__Stated task__: Please transcribe the listing below in full and word for word, without its pictures.
──────── Data rows
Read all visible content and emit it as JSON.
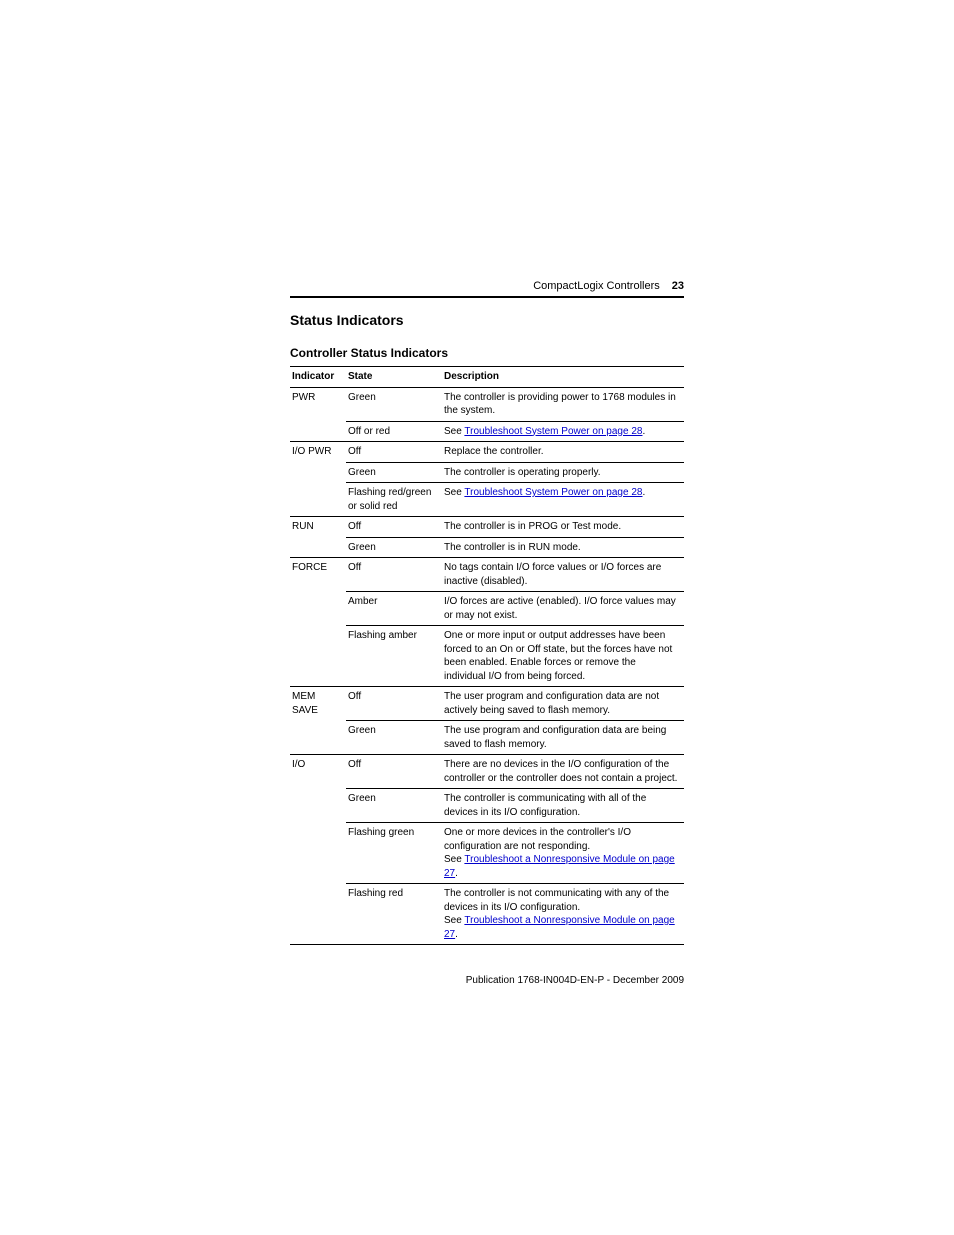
{
  "header": {
    "title": "CompactLogix Controllers",
    "page_number": "23"
  },
  "section_title": "Status Indicators",
  "subsection_title": "Controller Status Indicators",
  "table": {
    "columns": [
      "Indicator",
      "State",
      "Description"
    ],
    "rows": [
      {
        "indicator": "PWR",
        "indicator_rowspan": 2,
        "state": "Green",
        "desc_plain": "The controller is providing power to 1768 modules in the system."
      },
      {
        "state": "Off or red",
        "desc_prefix": "See ",
        "desc_link": "Troubleshoot System Power on page 28",
        "desc_suffix": "."
      },
      {
        "indicator": "I/O PWR",
        "indicator_rowspan": 3,
        "state": "Off",
        "desc_plain": "Replace the controller."
      },
      {
        "state": "Green",
        "desc_plain": "The controller is operating properly."
      },
      {
        "state": "Flashing red/green or solid red",
        "desc_prefix": "See ",
        "desc_link": "Troubleshoot System Power on page 28",
        "desc_suffix": "."
      },
      {
        "indicator": "RUN",
        "indicator_rowspan": 2,
        "state": "Off",
        "desc_plain": "The controller is in PROG or Test mode."
      },
      {
        "state": "Green",
        "desc_plain": "The controller is in RUN mode."
      },
      {
        "indicator": "FORCE",
        "indicator_rowspan": 3,
        "state": "Off",
        "desc_plain": "No tags contain I/O force values or I/O forces are inactive (disabled)."
      },
      {
        "state": "Amber",
        "desc_plain": "I/O forces are active (enabled). I/O force values may or may not exist."
      },
      {
        "state": "Flashing amber",
        "desc_plain": "One or more input or output addresses have been forced to an On or Off state, but the forces have not been enabled. Enable forces or remove the individual I/O from being forced."
      },
      {
        "indicator": "MEM SAVE",
        "indicator_rowspan": 2,
        "state": "Off",
        "desc_plain": "The user program and configuration data are not actively being saved to flash memory."
      },
      {
        "state": "Green",
        "desc_plain": "The use program and configuration data are being saved to flash memory."
      },
      {
        "indicator": "I/O",
        "indicator_rowspan": 4,
        "state": "Off",
        "desc_plain": "There are no devices in the I/O configuration of the controller or the controller does not contain a project."
      },
      {
        "state": "Green",
        "desc_plain": "The controller is communicating with all of the devices in its I/O configuration."
      },
      {
        "state": "Flashing green",
        "desc_prefix": "One or more devices in the controller's I/O configuration are not responding.\nSee ",
        "desc_link": "Troubleshoot a Nonresponsive Module on page 27",
        "desc_suffix": "."
      },
      {
        "state": "Flashing red",
        "last": true,
        "desc_prefix": "The controller is not communicating with any of the devices in its I/O configuration.\nSee ",
        "desc_link": "Troubleshoot a Nonresponsive Module on page 27",
        "desc_suffix": "."
      }
    ]
  },
  "footer": {
    "prefix": "Publication ",
    "code": "1768-IN004D-EN-P - December 2009"
  },
  "colors": {
    "text": "#000000",
    "link": "#0000cc",
    "background": "#ffffff",
    "rule": "#000000"
  }
}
────────────────
__Output of the task__:
Read all visible content and emit it as JSON.
{
  "header": {
    "title": "CompactLogix Controllers",
    "page_number": "23"
  },
  "section_title": "Status Indicators",
  "subsection_title": "Controller Status Indicators",
  "table": {
    "columns": [
      "Indicator",
      "State",
      "Description"
    ],
    "rows": [
      {
        "indicator": "PWR",
        "indicator_rowspan": 2,
        "state": "Green",
        "desc_plain": "The controller is providing power to 1768 modules in the system."
      },
      {
        "state": "Off or red",
        "desc_prefix": "See ",
        "desc_link": "Troubleshoot System Power on page 28",
        "desc_suffix": "."
      },
      {
        "indicator": "I/O PWR",
        "indicator_rowspan": 3,
        "state": "Off",
        "desc_plain": "Replace the controller."
      },
      {
        "state": "Green",
        "desc_plain": "The controller is operating properly."
      },
      {
        "state": "Flashing red/green or solid red",
        "desc_prefix": "See ",
        "desc_link": "Troubleshoot System Power on page 28",
        "desc_suffix": "."
      },
      {
        "indicator": "RUN",
        "indicator_rowspan": 2,
        "state": "Off",
        "desc_plain": "The controller is in PROG or Test mode."
      },
      {
        "state": "Green",
        "desc_plain": "The controller is in RUN mode."
      },
      {
        "indicator": "FORCE",
        "indicator_rowspan": 3,
        "state": "Off",
        "desc_plain": "No tags contain I/O force values or I/O forces are inactive (disabled)."
      },
      {
        "state": "Amber",
        "desc_plain": "I/O forces are active (enabled). I/O force values may or may not exist."
      },
      {
        "state": "Flashing amber",
        "desc_plain": "One or more input or output addresses have been forced to an On or Off state, but the forces have not been enabled. Enable forces or remove the individual I/O from being forced."
      },
      {
        "indicator": "MEM SAVE",
        "indicator_rowspan": 2,
        "state": "Off",
        "desc_plain": "The user program and configuration data are not actively being saved to flash memory."
      },
      {
        "state": "Green",
        "desc_plain": "The use program and configuration data are being saved to flash memory."
      },
      {
        "indicator": "I/O",
        "indicator_rowspan": 4,
        "state": "Off",
        "desc_plain": "There are no devices in the I/O configuration of the controller or the controller does not contain a project."
      },
      {
        "state": "Green",
        "desc_plain": "The controller is communicating with all of the devices in its I/O configuration."
      },
      {
        "state": "Flashing green",
        "desc_prefix": "One or more devices in the controller's I/O configuration are not responding.\nSee ",
        "desc_link": "Troubleshoot a Nonresponsive Module on page 27",
        "desc_suffix": "."
      },
      {
        "state": "Flashing red",
        "last": true,
        "desc_prefix": "The controller is not communicating with any of the devices in its I/O configuration.\nSee ",
        "desc_link": "Troubleshoot a Nonresponsive Module on page 27",
        "desc_suffix": "."
      }
    ]
  },
  "footer": {
    "prefix": "Publication ",
    "code": "1768-IN004D-EN-P - December 2009"
  },
  "colors": {
    "text": "#000000",
    "link": "#0000cc",
    "background": "#ffffff",
    "rule": "#000000"
  }
}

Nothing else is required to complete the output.